═════ Data records
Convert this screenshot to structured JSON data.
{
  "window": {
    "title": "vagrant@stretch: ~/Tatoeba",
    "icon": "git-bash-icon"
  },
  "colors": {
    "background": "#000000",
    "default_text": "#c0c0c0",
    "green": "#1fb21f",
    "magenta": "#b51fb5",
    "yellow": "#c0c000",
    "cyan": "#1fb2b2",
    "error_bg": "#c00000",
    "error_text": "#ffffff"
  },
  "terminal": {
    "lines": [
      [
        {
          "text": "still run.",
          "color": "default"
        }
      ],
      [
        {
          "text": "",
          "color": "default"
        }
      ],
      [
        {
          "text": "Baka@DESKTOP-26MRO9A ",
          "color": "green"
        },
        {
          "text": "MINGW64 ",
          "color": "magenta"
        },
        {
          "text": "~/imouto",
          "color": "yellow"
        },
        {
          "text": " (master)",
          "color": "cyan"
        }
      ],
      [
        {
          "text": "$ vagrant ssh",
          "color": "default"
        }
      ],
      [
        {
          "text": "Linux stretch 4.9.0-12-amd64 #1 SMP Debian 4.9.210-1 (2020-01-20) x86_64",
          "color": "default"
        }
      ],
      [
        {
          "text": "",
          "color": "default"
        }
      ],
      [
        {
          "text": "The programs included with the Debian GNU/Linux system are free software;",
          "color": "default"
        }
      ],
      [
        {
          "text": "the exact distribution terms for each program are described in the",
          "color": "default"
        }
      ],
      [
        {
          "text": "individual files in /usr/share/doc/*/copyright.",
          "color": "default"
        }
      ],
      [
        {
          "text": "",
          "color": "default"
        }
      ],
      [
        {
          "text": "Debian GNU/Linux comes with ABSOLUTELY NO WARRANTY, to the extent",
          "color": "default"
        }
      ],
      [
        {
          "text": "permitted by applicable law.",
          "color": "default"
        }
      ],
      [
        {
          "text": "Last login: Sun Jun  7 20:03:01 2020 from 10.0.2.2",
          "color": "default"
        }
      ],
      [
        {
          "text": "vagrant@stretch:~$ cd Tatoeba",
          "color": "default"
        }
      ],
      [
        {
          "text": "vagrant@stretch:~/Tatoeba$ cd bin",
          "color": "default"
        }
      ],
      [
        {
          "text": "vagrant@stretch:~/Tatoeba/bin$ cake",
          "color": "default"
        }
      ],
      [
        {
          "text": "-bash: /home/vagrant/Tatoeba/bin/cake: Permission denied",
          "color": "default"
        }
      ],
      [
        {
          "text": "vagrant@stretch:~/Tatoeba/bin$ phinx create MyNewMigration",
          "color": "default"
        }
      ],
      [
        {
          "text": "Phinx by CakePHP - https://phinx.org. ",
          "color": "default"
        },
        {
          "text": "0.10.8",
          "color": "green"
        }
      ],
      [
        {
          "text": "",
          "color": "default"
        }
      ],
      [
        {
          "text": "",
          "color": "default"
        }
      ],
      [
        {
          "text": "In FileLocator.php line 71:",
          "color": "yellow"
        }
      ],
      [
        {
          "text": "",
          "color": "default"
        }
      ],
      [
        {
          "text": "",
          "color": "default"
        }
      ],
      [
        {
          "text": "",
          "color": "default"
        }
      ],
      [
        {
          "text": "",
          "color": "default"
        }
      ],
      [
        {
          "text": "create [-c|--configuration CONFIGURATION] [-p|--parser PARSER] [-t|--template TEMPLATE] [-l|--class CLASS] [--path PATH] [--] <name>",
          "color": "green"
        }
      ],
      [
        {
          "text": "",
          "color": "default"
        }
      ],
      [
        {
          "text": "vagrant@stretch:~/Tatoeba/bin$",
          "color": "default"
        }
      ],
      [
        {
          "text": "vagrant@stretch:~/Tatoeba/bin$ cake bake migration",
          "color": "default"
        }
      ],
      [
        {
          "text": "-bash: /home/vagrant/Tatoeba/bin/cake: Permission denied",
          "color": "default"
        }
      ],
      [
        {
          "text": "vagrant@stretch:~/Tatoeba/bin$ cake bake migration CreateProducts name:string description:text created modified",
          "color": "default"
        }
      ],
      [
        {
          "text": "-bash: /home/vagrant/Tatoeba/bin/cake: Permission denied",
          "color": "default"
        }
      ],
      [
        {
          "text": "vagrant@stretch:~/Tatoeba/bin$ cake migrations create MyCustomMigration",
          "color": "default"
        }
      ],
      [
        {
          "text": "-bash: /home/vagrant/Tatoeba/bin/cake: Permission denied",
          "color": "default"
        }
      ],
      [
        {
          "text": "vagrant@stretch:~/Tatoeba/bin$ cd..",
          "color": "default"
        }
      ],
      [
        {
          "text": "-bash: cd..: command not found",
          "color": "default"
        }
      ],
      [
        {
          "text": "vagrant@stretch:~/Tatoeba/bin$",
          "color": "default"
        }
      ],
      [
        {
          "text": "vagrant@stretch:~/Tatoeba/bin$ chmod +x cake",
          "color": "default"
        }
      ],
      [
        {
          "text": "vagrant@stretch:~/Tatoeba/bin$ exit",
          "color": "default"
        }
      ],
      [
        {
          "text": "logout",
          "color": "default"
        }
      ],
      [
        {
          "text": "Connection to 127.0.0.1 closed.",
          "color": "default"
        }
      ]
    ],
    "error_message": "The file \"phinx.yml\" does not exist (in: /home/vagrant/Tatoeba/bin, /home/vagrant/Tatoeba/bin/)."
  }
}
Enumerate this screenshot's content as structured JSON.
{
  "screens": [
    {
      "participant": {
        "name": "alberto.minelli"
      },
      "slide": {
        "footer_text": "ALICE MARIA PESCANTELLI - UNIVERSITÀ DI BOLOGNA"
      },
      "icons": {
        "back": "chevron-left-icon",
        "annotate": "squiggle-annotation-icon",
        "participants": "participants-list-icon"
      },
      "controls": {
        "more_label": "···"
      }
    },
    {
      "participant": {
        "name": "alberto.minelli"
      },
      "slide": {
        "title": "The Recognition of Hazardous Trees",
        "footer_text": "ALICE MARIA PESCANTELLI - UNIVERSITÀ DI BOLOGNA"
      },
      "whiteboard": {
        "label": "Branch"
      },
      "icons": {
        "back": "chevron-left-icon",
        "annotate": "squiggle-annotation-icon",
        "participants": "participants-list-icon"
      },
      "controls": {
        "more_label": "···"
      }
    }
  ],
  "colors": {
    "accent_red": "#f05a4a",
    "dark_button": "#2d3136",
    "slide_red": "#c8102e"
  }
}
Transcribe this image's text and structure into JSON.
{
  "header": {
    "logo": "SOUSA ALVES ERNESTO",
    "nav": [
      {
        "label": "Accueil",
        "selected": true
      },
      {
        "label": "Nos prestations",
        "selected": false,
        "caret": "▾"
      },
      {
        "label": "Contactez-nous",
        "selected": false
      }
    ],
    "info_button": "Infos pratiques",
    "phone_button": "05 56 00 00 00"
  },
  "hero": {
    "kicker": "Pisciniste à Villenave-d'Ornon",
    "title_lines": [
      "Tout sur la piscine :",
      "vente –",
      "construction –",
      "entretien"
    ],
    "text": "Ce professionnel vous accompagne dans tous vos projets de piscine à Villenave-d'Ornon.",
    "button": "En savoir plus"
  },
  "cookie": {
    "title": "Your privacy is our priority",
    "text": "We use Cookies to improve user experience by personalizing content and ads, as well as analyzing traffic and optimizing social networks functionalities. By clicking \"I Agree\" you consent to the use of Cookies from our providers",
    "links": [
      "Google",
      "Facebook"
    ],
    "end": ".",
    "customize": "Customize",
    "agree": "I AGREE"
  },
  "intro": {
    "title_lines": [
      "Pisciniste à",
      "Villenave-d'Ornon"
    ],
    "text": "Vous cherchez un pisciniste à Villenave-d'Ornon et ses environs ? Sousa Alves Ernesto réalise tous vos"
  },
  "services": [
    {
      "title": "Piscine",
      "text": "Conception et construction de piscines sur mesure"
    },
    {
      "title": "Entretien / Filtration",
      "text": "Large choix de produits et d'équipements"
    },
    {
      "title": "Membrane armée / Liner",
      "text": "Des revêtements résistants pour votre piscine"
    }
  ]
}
══════════
### Work instructions:
Using the listing above, return all lines where the word "tous" occurs.

### Response to the task:
    "text": "Ce professionnel vous accompagne dans tous vos projets de piscine à Villenave-d'Ornon.",
    "text": "Vous cherchez un pisciniste à Villenave-d'Ornon et ses environs ? Sousa Alves Ernesto réalise tous vos"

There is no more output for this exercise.